▶ _TASK TO CARRY OUT_
Reproduce every entry exactly and leave its pictures out.

▶ _SUPPLIED RECORDS_
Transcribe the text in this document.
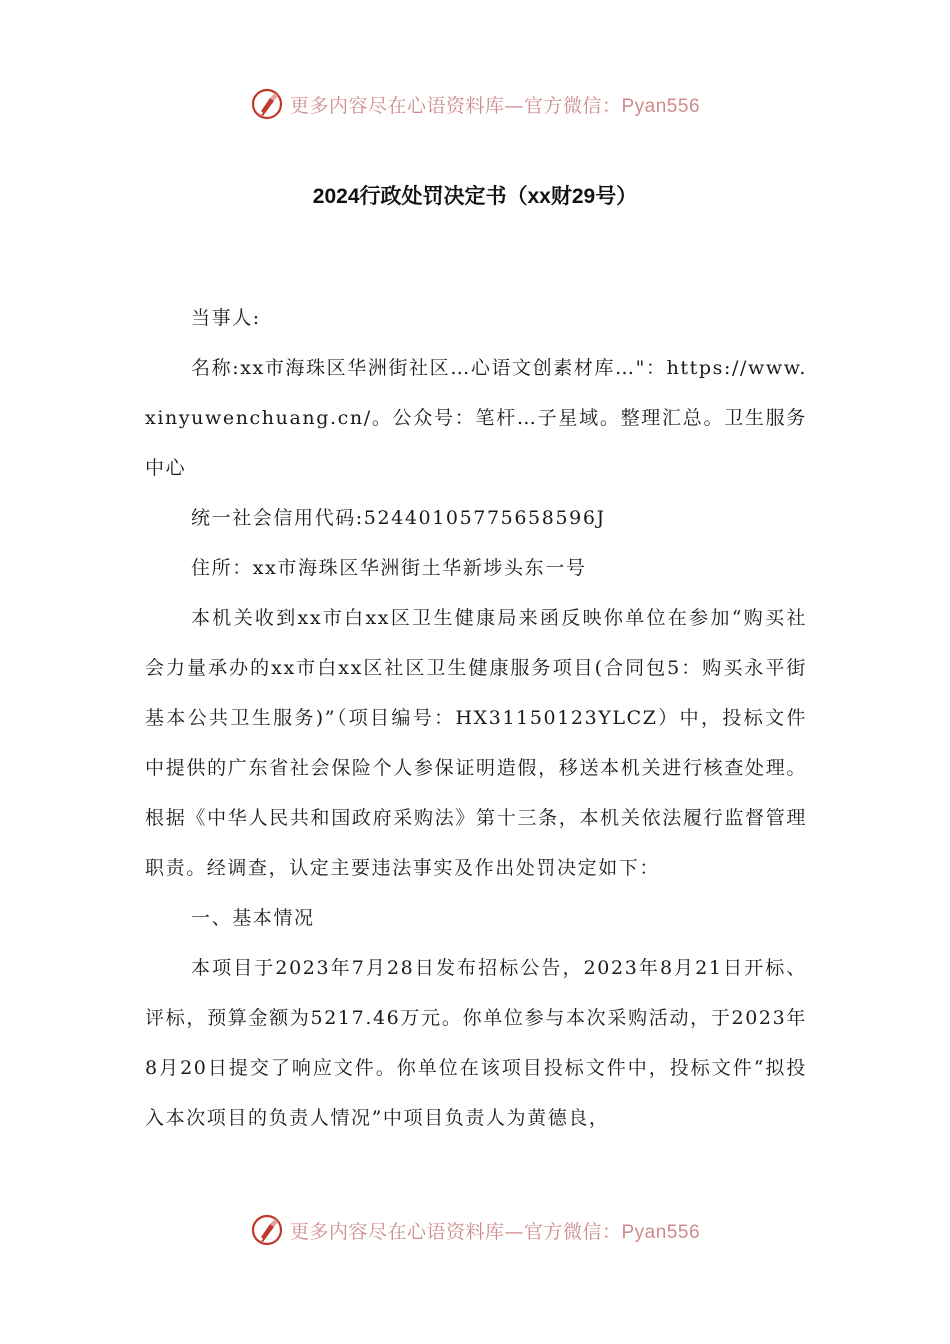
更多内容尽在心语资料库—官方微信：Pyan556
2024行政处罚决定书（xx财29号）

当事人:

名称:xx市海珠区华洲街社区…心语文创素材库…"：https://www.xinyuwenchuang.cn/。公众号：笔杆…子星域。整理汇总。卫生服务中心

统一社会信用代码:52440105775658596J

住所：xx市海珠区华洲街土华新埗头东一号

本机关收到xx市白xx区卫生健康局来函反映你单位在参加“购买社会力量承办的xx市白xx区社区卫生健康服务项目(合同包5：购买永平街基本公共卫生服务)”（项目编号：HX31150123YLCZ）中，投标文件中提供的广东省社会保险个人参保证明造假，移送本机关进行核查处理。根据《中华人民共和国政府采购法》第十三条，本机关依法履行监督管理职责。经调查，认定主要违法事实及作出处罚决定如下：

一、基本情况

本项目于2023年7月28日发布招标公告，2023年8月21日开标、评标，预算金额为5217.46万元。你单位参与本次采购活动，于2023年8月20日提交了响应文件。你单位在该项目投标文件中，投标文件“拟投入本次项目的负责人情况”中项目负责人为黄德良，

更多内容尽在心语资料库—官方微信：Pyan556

▶ _ANSWER BELOW_
Transcribe the text in this document.
更多内容尽在心语资料库—官方微信：Pyan556
2024行政处罚决定书（xx财29号）

当事人:

名称:xx市海珠区华洲街社区…心语文创素材库…"：https://www.xinyuwenchuang.cn/。公众号：笔杆…子星域。整理汇总。卫生服务中心

统一社会信用代码:52440105775658596J

住所：xx市海珠区华洲街土华新埗头东一号

本机关收到xx市白xx区卫生健康局来函反映你单位在参加“购买社会力量承办的xx市白xx区社区卫生健康服务项目(合同包5：购买永平街基本公共卫生服务)”（项目编号：HX31150123YLCZ）中，投标文件中提供的广东省社会保险个人参保证明造假，移送本机关进行核查处理。根据《中华人民共和国政府采购法》第十三条，本机关依法履行监督管理职责。经调查，认定主要违法事实及作出处罚决定如下：

一、基本情况

本项目于2023年7月28日发布招标公告，2023年8月21日开标、评标，预算金额为5217.46万元。你单位参与本次采购活动，于2023年8月20日提交了响应文件。你单位在该项目投标文件中，投标文件“拟投入本次项目的负责人情况”中项目负责人为黄德良，

更多内容尽在心语资料库—官方微信：Pyan556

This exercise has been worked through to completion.